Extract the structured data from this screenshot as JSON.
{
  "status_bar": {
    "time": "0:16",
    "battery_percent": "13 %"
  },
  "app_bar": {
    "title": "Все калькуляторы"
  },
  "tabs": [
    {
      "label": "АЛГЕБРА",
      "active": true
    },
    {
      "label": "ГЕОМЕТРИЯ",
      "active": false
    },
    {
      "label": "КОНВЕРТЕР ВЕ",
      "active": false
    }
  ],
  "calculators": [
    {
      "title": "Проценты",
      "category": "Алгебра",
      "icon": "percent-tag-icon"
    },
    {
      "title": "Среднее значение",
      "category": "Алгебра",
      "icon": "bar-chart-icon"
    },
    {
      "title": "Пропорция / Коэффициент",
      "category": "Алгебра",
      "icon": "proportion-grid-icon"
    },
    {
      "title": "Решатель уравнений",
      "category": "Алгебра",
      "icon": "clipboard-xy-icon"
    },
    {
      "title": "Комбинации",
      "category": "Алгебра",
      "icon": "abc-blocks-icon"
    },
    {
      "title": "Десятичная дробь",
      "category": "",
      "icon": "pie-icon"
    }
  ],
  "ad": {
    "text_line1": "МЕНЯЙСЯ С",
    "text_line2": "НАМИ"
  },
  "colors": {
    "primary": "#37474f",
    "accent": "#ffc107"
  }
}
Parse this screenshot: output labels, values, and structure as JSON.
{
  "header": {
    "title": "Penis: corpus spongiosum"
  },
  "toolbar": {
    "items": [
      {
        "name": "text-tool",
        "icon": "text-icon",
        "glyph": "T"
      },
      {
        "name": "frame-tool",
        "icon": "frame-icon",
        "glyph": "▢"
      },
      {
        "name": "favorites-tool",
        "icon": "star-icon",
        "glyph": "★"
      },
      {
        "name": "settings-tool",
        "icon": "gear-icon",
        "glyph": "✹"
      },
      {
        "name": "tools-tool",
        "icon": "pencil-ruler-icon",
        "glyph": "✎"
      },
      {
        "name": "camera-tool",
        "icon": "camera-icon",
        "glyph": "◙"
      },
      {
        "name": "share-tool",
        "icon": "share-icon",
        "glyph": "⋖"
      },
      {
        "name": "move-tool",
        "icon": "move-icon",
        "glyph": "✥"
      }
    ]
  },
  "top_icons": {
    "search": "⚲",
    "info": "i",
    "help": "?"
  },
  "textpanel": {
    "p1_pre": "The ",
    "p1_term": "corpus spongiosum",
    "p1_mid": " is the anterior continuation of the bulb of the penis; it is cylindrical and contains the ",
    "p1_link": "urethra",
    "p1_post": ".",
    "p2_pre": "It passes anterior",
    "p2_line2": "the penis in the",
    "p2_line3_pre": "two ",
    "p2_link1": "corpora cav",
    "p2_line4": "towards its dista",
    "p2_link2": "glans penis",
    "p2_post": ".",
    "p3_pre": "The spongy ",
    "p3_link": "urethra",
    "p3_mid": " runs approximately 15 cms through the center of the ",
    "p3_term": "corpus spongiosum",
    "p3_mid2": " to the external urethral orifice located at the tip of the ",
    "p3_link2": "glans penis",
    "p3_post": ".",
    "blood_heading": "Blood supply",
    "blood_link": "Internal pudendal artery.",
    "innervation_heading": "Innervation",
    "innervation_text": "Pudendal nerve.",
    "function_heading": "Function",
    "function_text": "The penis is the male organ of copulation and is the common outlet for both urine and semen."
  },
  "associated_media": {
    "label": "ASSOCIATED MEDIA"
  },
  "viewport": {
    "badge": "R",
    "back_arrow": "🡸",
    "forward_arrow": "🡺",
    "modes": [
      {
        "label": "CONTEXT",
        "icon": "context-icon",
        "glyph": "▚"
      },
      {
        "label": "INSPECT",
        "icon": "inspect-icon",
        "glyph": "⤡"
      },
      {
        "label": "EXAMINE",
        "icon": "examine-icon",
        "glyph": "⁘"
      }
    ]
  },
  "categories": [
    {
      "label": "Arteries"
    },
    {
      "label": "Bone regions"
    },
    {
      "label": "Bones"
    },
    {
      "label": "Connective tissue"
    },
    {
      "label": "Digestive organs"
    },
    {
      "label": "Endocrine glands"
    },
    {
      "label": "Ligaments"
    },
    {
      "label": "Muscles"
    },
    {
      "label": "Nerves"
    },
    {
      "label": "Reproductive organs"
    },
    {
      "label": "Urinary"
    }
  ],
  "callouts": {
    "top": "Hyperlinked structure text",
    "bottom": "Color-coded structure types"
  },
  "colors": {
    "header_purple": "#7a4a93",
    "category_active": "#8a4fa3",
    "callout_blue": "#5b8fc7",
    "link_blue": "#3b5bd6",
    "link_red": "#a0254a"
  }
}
== == ==
Take the listing above and set it down exactly.

WORKED ANSWER =>
Extract the structured data from this screenshot as JSON.
{
  "status_bar": {
    "time": "0:16",
    "battery_percent": "13 %"
  },
  "app_bar": {
    "title": "Все калькуляторы"
  },
  "tabs": [
    {
      "label": "АЛГЕБРА",
      "active": true
    },
    {
      "label": "ГЕОМЕТРИЯ",
      "active": false
    },
    {
      "label": "КОНВЕРТЕР ВЕ",
      "active": false
    }
  ],
  "calculators": [
    {
      "title": "Проценты",
      "category": "Алгебра",
      "icon": "percent-tag-icon"
    },
    {
      "title": "Среднее значение",
      "category": "Алгебра",
      "icon": "bar-chart-icon"
    },
    {
      "title": "Пропорция / Коэффициент",
      "category": "Алгебра",
      "icon": "proportion-grid-icon"
    },
    {
      "title": "Решатель уравнений",
      "category": "Алгебра",
      "icon": "clipboard-xy-icon"
    },
    {
      "title": "Комбинации",
      "category": "Алгебра",
      "icon": "abc-blocks-icon"
    },
    {
      "title": "Десятичная дробь",
      "category": "",
      "icon": "pie-icon"
    }
  ],
  "ad": {
    "text_line1": "МЕНЯЙСЯ С",
    "text_line2": "НАМИ"
  },
  "colors": {
    "primary": "#37474f",
    "accent": "#ffc107"
  }
}
Parse this screenshot: output labels, values, and structure as JSON.
{
  "header": {
    "title": "Penis: corpus spongiosum"
  },
  "toolbar": {
    "items": [
      {
        "name": "text-tool",
        "icon": "text-icon",
        "glyph": "T"
      },
      {
        "name": "frame-tool",
        "icon": "frame-icon",
        "glyph": "▢"
      },
      {
        "name": "favorites-tool",
        "icon": "star-icon",
        "glyph": "★"
      },
      {
        "name": "settings-tool",
        "icon": "gear-icon",
        "glyph": "✹"
      },
      {
        "name": "tools-tool",
        "icon": "pencil-ruler-icon",
        "glyph": "✎"
      },
      {
        "name": "camera-tool",
        "icon": "camera-icon",
        "glyph": "◙"
      },
      {
        "name": "share-tool",
        "icon": "share-icon",
        "glyph": "⋖"
      },
      {
        "name": "move-tool",
        "icon": "move-icon",
        "glyph": "✥"
      }
    ]
  },
  "top_icons": {
    "search": "⚲",
    "info": "i",
    "help": "?"
  },
  "textpanel": {
    "p1_pre": "The ",
    "p1_term": "corpus spongiosum",
    "p1_mid": " is the anterior continuation of the bulb of the penis; it is cylindrical and contains the ",
    "p1_link": "urethra",
    "p1_post": ".",
    "p2_pre": "It passes anterior",
    "p2_line2": "the penis in the",
    "p2_line3_pre": "two ",
    "p2_link1": "corpora cav",
    "p2_line4": "towards its dista",
    "p2_link2": "glans penis",
    "p2_post": ".",
    "p3_pre": "The spongy ",
    "p3_link": "urethra",
    "p3_mid": " runs approximately 15 cms through the center of the ",
    "p3_term": "corpus spongiosum",
    "p3_mid2": " to the external urethral orifice located at the tip of the ",
    "p3_link2": "glans penis",
    "p3_post": ".",
    "blood_heading": "Blood supply",
    "blood_link": "Internal pudendal artery.",
    "innervation_heading": "Innervation",
    "innervation_text": "Pudendal nerve.",
    "function_heading": "Function",
    "function_text": "The penis is the male organ of copulation and is the common outlet for both urine and semen."
  },
  "associated_media": {
    "label": "ASSOCIATED MEDIA"
  },
  "viewport": {
    "badge": "R",
    "back_arrow": "🡸",
    "forward_arrow": "🡺",
    "modes": [
      {
        "label": "CONTEXT",
        "icon": "context-icon",
        "glyph": "▚"
      },
      {
        "label": "INSPECT",
        "icon": "inspect-icon",
        "glyph": "⤡"
      },
      {
        "label": "EXAMINE",
        "icon": "examine-icon",
        "glyph": "⁘"
      }
    ]
  },
  "categories": [
    {
      "label": "Arteries"
    },
    {
      "label": "Bone regions"
    },
    {
      "label": "Bones"
    },
    {
      "label": "Connective tissue"
    },
    {
      "label": "Digestive organs"
    },
    {
      "label": "Endocrine glands"
    },
    {
      "label": "Ligaments"
    },
    {
      "label": "Muscles"
    },
    {
      "label": "Nerves"
    },
    {
      "label": "Reproductive organs"
    },
    {
      "label": "Urinary"
    }
  ],
  "callouts": {
    "top": "Hyperlinked structure text",
    "bottom": "Color-coded structure types"
  },
  "colors": {
    "header_purple": "#7a4a93",
    "category_active": "#8a4fa3",
    "callout_blue": "#5b8fc7",
    "link_blue": "#3b5bd6",
    "link_red": "#a0254a"
  }
}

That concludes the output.